Transcribe the records below exactly, leaving out any pictures.
#### INPUT MATERIAL ####
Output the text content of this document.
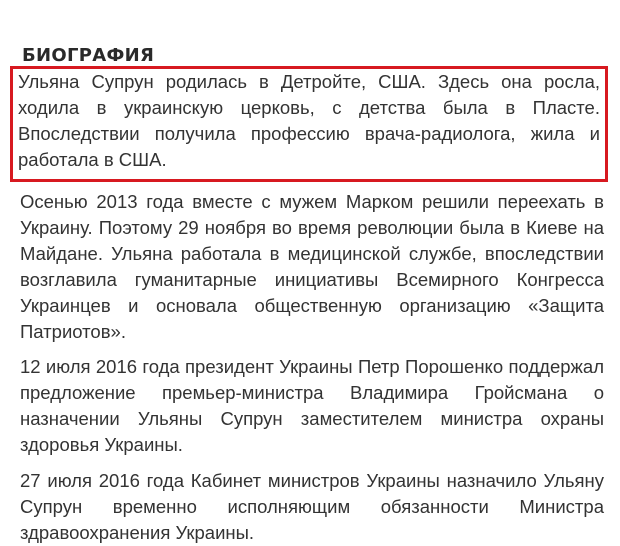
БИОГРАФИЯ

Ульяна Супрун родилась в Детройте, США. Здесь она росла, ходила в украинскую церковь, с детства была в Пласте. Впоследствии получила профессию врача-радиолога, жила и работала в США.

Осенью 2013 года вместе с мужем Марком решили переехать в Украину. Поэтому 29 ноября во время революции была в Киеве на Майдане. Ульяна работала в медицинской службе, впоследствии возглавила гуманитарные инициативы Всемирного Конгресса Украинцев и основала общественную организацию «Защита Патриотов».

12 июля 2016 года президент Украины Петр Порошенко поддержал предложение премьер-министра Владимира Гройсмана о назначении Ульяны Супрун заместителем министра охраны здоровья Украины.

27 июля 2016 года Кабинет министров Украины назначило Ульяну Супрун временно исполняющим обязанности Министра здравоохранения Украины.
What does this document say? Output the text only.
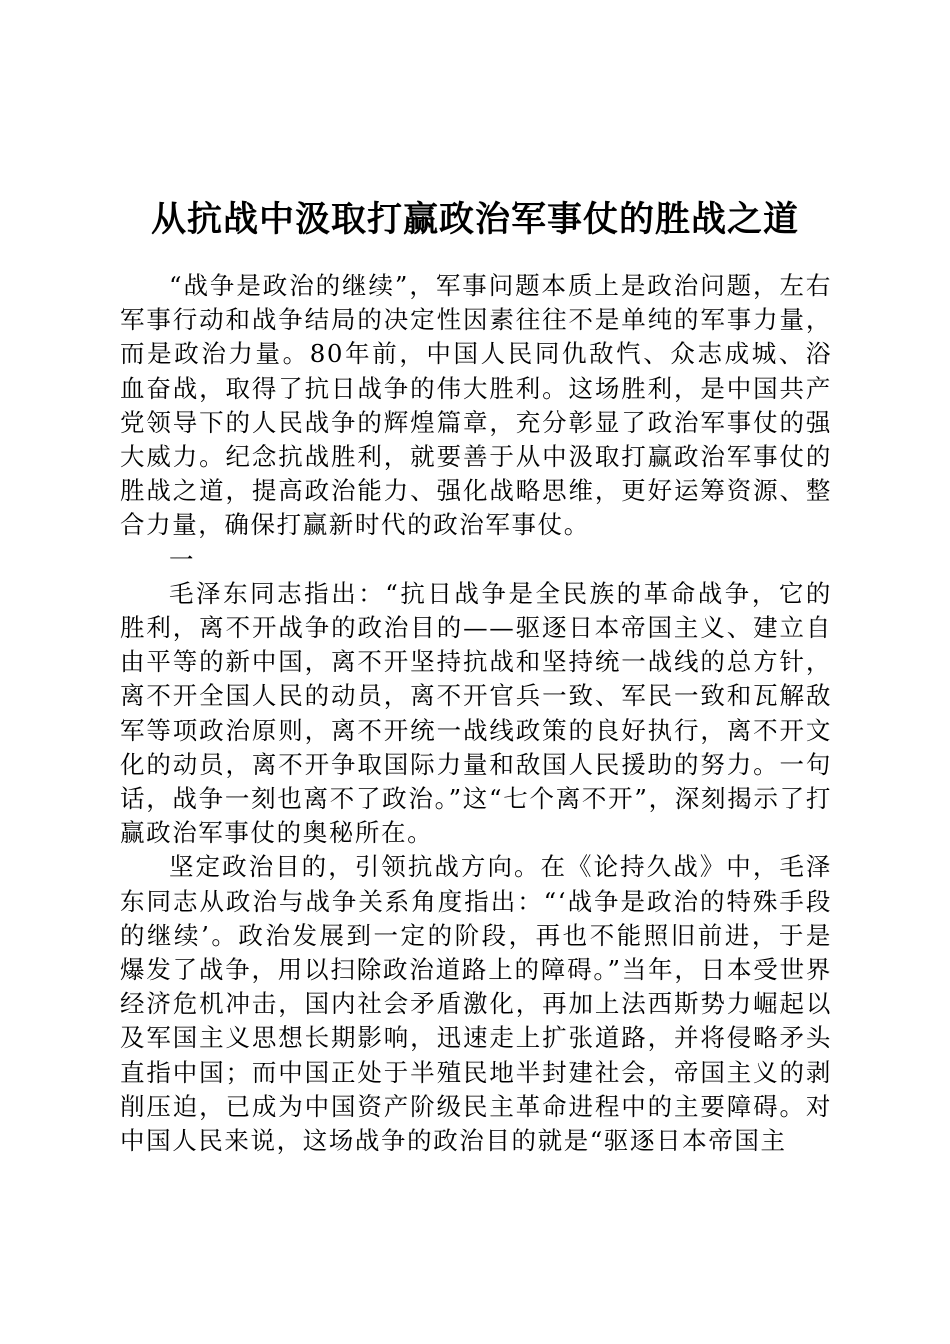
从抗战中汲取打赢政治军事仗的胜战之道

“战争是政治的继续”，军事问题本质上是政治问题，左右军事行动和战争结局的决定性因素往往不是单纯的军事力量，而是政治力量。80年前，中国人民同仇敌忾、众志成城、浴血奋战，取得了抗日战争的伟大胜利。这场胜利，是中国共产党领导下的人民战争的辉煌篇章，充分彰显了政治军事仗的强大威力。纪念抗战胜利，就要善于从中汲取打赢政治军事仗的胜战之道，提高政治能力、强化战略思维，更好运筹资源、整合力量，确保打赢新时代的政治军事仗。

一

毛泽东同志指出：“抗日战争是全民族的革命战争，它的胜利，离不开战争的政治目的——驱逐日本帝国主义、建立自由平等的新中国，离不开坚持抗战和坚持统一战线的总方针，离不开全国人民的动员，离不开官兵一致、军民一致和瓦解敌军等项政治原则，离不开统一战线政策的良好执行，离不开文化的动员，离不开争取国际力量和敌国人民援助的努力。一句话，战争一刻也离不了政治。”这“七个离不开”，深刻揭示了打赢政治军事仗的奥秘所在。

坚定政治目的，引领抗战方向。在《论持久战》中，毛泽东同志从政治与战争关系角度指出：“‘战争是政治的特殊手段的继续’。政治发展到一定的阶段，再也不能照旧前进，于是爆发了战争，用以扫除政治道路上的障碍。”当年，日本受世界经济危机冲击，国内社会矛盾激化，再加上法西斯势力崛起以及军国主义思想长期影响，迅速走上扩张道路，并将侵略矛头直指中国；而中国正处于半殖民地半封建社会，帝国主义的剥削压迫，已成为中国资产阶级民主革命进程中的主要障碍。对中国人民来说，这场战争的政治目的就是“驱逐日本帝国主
####
◆ FINAL RESULT ◆
Output the text content of this document.
БИОГРАФИЯ

Ульяна Супрун родилась в Детройте, США. Здесь она росла, ходила в украинскую церковь, с детства была в Пласте. Впоследствии получила профессию врача-радиолога, жила и работала в США.

Осенью 2013 года вместе с мужем Марком решили переехать в Украину. Поэтому 29 ноября во время революции была в Киеве на Майдане. Ульяна работала в медицинской службе, впоследствии возглавила гуманитарные инициативы Всемирного Конгресса Украинцев и основала общественную организацию «Защита Патриотов».

12 июля 2016 года президент Украины Петр Порошенко поддержал предложение премьер-министра Владимира Гройсмана о назначении Ульяны Супрун заместителем министра охраны здоровья Украины.

27 июля 2016 года Кабинет министров Украины назначило Ульяну Супрун временно исполняющим обязанности Министра здравоохранения Украины.
What does this document say? Output the text only.
从抗战中汲取打赢政治军事仗的胜战之道

“战争是政治的继续”，军事问题本质上是政治问题，左右军事行动和战争结局的决定性因素往往不是单纯的军事力量，而是政治力量。80年前，中国人民同仇敌忾、众志成城、浴血奋战，取得了抗日战争的伟大胜利。这场胜利，是中国共产党领导下的人民战争的辉煌篇章，充分彰显了政治军事仗的强大威力。纪念抗战胜利，就要善于从中汲取打赢政治军事仗的胜战之道，提高政治能力、强化战略思维，更好运筹资源、整合力量，确保打赢新时代的政治军事仗。

一

毛泽东同志指出：“抗日战争是全民族的革命战争，它的胜利，离不开战争的政治目的——驱逐日本帝国主义、建立自由平等的新中国，离不开坚持抗战和坚持统一战线的总方针，离不开全国人民的动员，离不开官兵一致、军民一致和瓦解敌军等项政治原则，离不开统一战线政策的良好执行，离不开文化的动员，离不开争取国际力量和敌国人民援助的努力。一句话，战争一刻也离不了政治。”这“七个离不开”，深刻揭示了打赢政治军事仗的奥秘所在。

坚定政治目的，引领抗战方向。在《论持久战》中，毛泽东同志从政治与战争关系角度指出：“‘战争是政治的特殊手段的继续’。政治发展到一定的阶段，再也不能照旧前进，于是爆发了战争，用以扫除政治道路上的障碍。”当年，日本受世界经济危机冲击，国内社会矛盾激化，再加上法西斯势力崛起以及军国主义思想长期影响，迅速走上扩张道路，并将侵略矛头直指中国；而中国正处于半殖民地半封建社会，帝国主义的剥削压迫，已成为中国资产阶级民主革命进程中的主要障碍。对中国人民来说，这场战争的政治目的就是“驱逐日本帝国主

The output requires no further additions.